Dataset records:
▬▬▬▬▬▬
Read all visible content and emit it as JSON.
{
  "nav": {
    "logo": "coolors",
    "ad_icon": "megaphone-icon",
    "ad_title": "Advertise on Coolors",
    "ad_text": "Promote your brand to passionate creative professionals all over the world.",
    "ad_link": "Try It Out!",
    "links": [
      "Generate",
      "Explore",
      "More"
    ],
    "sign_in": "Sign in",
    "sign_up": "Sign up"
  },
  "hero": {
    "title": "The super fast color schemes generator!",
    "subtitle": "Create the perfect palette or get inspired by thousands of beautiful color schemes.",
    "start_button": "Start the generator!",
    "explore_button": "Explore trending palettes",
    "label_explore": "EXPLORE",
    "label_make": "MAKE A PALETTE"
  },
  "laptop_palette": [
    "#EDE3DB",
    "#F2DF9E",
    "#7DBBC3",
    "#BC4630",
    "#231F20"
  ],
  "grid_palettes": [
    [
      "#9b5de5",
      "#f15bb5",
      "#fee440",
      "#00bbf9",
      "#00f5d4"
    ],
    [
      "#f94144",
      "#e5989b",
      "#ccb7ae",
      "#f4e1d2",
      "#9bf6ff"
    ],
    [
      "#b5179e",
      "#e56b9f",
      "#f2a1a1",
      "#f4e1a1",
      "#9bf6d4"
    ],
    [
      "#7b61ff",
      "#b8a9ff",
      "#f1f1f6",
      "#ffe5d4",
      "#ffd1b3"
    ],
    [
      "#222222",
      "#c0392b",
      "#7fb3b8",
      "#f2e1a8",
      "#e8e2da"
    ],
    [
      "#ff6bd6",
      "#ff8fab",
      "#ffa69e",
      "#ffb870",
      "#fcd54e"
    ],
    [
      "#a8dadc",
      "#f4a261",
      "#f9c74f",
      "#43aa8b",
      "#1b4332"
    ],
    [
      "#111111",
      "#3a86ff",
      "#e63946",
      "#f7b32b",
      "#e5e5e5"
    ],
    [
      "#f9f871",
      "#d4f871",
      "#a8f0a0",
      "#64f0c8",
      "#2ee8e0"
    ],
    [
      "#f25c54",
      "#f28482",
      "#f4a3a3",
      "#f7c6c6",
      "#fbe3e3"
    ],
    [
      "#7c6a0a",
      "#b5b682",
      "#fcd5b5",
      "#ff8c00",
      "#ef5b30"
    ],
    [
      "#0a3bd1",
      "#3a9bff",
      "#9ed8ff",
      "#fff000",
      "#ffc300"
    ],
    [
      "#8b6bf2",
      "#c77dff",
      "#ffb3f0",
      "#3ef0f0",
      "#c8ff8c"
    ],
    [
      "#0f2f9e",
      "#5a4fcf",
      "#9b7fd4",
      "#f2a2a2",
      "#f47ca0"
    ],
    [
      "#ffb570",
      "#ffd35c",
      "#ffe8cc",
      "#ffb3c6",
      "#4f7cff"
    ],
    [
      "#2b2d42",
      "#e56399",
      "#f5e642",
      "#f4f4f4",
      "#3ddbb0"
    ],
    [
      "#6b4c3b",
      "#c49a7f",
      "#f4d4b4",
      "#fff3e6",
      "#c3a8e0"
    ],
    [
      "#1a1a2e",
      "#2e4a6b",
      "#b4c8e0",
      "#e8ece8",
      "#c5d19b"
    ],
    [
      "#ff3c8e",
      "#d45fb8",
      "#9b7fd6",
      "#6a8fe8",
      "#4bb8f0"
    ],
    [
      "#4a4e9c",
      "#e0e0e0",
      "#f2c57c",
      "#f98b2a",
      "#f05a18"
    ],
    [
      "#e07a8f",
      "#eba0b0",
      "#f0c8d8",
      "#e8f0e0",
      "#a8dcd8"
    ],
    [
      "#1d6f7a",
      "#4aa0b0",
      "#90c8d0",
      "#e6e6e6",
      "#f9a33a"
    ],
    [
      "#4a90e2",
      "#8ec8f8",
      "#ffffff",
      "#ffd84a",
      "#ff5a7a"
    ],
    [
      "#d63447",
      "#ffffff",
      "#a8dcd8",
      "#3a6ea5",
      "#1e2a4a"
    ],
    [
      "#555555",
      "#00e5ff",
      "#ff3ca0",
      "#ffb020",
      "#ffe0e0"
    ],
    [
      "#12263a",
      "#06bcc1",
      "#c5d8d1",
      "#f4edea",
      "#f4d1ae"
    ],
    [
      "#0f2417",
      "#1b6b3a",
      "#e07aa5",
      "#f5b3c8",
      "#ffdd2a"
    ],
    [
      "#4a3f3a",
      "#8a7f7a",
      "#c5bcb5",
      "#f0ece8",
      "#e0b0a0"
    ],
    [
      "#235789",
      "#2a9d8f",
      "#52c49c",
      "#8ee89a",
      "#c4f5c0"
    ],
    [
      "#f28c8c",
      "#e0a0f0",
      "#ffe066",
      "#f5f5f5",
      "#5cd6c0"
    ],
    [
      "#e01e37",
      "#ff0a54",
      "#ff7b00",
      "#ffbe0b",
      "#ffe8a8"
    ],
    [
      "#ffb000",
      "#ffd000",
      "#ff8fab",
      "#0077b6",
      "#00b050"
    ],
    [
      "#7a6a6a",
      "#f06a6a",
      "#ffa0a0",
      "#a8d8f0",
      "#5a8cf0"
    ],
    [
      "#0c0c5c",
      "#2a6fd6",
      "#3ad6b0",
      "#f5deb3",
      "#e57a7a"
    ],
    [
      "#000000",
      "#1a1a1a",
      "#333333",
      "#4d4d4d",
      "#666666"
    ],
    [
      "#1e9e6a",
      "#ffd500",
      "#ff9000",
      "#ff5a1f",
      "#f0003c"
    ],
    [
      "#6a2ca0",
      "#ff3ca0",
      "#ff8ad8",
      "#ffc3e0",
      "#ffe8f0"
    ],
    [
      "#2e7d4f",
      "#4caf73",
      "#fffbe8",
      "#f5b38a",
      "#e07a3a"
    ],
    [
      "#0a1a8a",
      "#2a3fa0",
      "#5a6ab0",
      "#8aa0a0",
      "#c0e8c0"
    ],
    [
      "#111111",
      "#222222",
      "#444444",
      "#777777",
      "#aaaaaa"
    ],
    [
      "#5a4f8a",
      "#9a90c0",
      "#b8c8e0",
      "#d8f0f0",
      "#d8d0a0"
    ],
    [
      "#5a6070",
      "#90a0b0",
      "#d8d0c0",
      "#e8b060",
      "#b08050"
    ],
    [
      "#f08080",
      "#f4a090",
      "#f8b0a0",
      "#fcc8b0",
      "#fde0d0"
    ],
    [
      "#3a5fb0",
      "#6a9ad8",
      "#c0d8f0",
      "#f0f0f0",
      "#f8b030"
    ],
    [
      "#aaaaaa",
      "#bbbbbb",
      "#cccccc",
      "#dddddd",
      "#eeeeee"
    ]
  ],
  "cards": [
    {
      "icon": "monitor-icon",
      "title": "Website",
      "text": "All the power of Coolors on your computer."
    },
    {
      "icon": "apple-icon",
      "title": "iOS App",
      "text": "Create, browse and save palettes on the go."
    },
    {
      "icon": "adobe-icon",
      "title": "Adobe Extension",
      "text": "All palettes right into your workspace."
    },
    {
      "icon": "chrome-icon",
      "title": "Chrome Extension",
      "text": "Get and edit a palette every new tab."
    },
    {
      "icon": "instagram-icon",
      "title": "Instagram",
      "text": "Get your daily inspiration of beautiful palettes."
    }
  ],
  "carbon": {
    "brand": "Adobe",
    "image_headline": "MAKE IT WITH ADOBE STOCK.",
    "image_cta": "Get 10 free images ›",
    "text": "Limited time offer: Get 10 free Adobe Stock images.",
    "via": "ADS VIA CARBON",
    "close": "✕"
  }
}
▬▬▬▬▬▬
▸ **Given instruction**:
Look back over the material above and state how many lines hold the word "beautiful". Write the number and nothing else.

▸ **Written reply**:
2